Short problem
Extract the full listing below without altering a single character.

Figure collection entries
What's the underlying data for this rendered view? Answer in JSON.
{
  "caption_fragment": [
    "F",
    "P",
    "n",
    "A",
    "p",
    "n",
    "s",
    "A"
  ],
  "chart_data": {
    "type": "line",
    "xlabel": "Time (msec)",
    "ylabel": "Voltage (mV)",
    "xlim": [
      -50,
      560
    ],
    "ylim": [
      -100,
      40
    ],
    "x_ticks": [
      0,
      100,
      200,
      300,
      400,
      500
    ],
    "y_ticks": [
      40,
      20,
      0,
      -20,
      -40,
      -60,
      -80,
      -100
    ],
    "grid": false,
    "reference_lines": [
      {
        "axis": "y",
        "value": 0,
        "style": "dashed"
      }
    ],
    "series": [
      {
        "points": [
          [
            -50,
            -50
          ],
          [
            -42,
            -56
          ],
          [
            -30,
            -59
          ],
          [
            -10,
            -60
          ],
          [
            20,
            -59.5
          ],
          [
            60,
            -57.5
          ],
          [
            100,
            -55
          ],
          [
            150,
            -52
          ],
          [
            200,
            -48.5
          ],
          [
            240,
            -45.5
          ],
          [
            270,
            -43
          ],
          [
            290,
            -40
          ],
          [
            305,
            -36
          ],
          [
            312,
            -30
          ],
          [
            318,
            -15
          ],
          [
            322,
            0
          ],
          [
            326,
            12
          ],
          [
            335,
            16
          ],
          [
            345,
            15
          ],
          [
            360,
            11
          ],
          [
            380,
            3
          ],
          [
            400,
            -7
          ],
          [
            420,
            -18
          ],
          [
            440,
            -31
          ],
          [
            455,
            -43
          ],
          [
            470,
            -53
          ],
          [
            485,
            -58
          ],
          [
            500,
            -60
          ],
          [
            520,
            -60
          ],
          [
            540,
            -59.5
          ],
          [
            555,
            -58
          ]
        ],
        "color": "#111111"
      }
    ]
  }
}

Completed exercise
What's the underlying data for this rendered view? Answer in JSON.
{
  "caption_fragment": [
    "F",
    "P",
    "n",
    "A",
    "p",
    "n",
    "s",
    "A"
  ],
  "chart_data": {
    "type": "line",
    "xlabel": "Time (msec)",
    "ylabel": "Voltage (mV)",
    "xlim": [
      -50,
      560
    ],
    "ylim": [
      -100,
      40
    ],
    "x_ticks": [
      0,
      100,
      200,
      300,
      400,
      500
    ],
    "y_ticks": [
      40,
      20,
      0,
      -20,
      -40,
      -60,
      -80,
      -100
    ],
    "grid": false,
    "reference_lines": [
      {
        "axis": "y",
        "value": 0,
        "style": "dashed"
      }
    ],
    "series": [
      {
        "points": [
          [
            -50,
            -50
          ],
          [
            -42,
            -56
          ],
          [
            -30,
            -59
          ],
          [
            -10,
            -60
          ],
          [
            20,
            -59.5
          ],
          [
            60,
            -57.5
          ],
          [
            100,
            -55
          ],
          [
            150,
            -52
          ],
          [
            200,
            -48.5
          ],
          [
            240,
            -45.5
          ],
          [
            270,
            -43
          ],
          [
            290,
            -40
          ],
          [
            305,
            -36
          ],
          [
            312,
            -30
          ],
          [
            318,
            -15
          ],
          [
            322,
            0
          ],
          [
            326,
            12
          ],
          [
            335,
            16
          ],
          [
            345,
            15
          ],
          [
            360,
            11
          ],
          [
            380,
            3
          ],
          [
            400,
            -7
          ],
          [
            420,
            -18
          ],
          [
            440,
            -31
          ],
          [
            455,
            -43
          ],
          [
            470,
            -53
          ],
          [
            485,
            -58
          ],
          [
            500,
            -60
          ],
          [
            520,
            -60
          ],
          [
            540,
            -59.5
          ],
          [
            555,
            -58
          ]
        ],
        "color": "#111111"
      }
    ]
  }
}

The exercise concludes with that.